Restate the full set of records exactly, word for word.

Data listing
+++
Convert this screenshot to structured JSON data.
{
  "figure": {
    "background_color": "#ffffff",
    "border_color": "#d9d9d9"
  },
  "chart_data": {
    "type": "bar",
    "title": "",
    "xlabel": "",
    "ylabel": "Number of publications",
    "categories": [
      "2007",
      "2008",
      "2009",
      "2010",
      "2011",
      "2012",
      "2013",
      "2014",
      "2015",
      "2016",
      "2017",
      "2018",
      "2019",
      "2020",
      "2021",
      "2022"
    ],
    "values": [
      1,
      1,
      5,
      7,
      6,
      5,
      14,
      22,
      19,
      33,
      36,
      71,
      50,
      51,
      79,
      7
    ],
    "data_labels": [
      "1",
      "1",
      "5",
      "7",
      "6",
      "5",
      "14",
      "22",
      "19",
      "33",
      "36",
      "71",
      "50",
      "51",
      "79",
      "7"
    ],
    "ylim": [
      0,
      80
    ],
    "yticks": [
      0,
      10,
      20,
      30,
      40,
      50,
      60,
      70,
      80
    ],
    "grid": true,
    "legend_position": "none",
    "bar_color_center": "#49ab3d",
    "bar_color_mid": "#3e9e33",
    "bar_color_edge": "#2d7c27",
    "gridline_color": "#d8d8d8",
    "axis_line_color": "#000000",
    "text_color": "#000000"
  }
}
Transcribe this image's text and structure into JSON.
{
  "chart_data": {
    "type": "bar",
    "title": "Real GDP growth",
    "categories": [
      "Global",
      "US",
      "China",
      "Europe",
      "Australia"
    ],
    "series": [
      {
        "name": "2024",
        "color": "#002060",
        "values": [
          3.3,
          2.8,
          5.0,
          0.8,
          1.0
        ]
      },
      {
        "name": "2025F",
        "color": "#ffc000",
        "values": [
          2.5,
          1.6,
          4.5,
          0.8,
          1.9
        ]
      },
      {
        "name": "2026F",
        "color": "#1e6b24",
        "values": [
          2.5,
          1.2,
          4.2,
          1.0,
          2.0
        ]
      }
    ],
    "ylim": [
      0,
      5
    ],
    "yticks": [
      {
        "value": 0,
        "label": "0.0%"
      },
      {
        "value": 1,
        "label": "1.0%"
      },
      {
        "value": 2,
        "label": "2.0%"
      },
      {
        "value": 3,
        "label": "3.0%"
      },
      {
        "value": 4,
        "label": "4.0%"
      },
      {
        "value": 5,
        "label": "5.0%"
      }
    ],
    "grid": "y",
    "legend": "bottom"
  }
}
+++
- [CORRECT ANSWER]:
Convert this screenshot to structured JSON data.
{
  "figure": {
    "background_color": "#ffffff",
    "border_color": "#d9d9d9"
  },
  "chart_data": {
    "type": "bar",
    "title": "",
    "xlabel": "",
    "ylabel": "Number of publications",
    "categories": [
      "2007",
      "2008",
      "2009",
      "2010",
      "2011",
      "2012",
      "2013",
      "2014",
      "2015",
      "2016",
      "2017",
      "2018",
      "2019",
      "2020",
      "2021",
      "2022"
    ],
    "values": [
      1,
      1,
      5,
      7,
      6,
      5,
      14,
      22,
      19,
      33,
      36,
      71,
      50,
      51,
      79,
      7
    ],
    "data_labels": [
      "1",
      "1",
      "5",
      "7",
      "6",
      "5",
      "14",
      "22",
      "19",
      "33",
      "36",
      "71",
      "50",
      "51",
      "79",
      "7"
    ],
    "ylim": [
      0,
      80
    ],
    "yticks": [
      0,
      10,
      20,
      30,
      40,
      50,
      60,
      70,
      80
    ],
    "grid": true,
    "legend_position": "none",
    "bar_color_center": "#49ab3d",
    "bar_color_mid": "#3e9e33",
    "bar_color_edge": "#2d7c27",
    "gridline_color": "#d8d8d8",
    "axis_line_color": "#000000",
    "text_color": "#000000"
  }
}
Transcribe this image's text and structure into JSON.
{
  "chart_data": {
    "type": "bar",
    "title": "Real GDP growth",
    "categories": [
      "Global",
      "US",
      "China",
      "Europe",
      "Australia"
    ],
    "series": [
      {
        "name": "2024",
        "color": "#002060",
        "values": [
          3.3,
          2.8,
          5.0,
          0.8,
          1.0
        ]
      },
      {
        "name": "2025F",
        "color": "#ffc000",
        "values": [
          2.5,
          1.6,
          4.5,
          0.8,
          1.9
        ]
      },
      {
        "name": "2026F",
        "color": "#1e6b24",
        "values": [
          2.5,
          1.2,
          4.2,
          1.0,
          2.0
        ]
      }
    ],
    "ylim": [
      0,
      5
    ],
    "yticks": [
      {
        "value": 0,
        "label": "0.0%"
      },
      {
        "value": 1,
        "label": "1.0%"
      },
      {
        "value": 2,
        "label": "2.0%"
      },
      {
        "value": 3,
        "label": "3.0%"
      },
      {
        "value": 4,
        "label": "4.0%"
      },
      {
        "value": 5,
        "label": "5.0%"
      }
    ],
    "grid": "y",
    "legend": "bottom"
  }
}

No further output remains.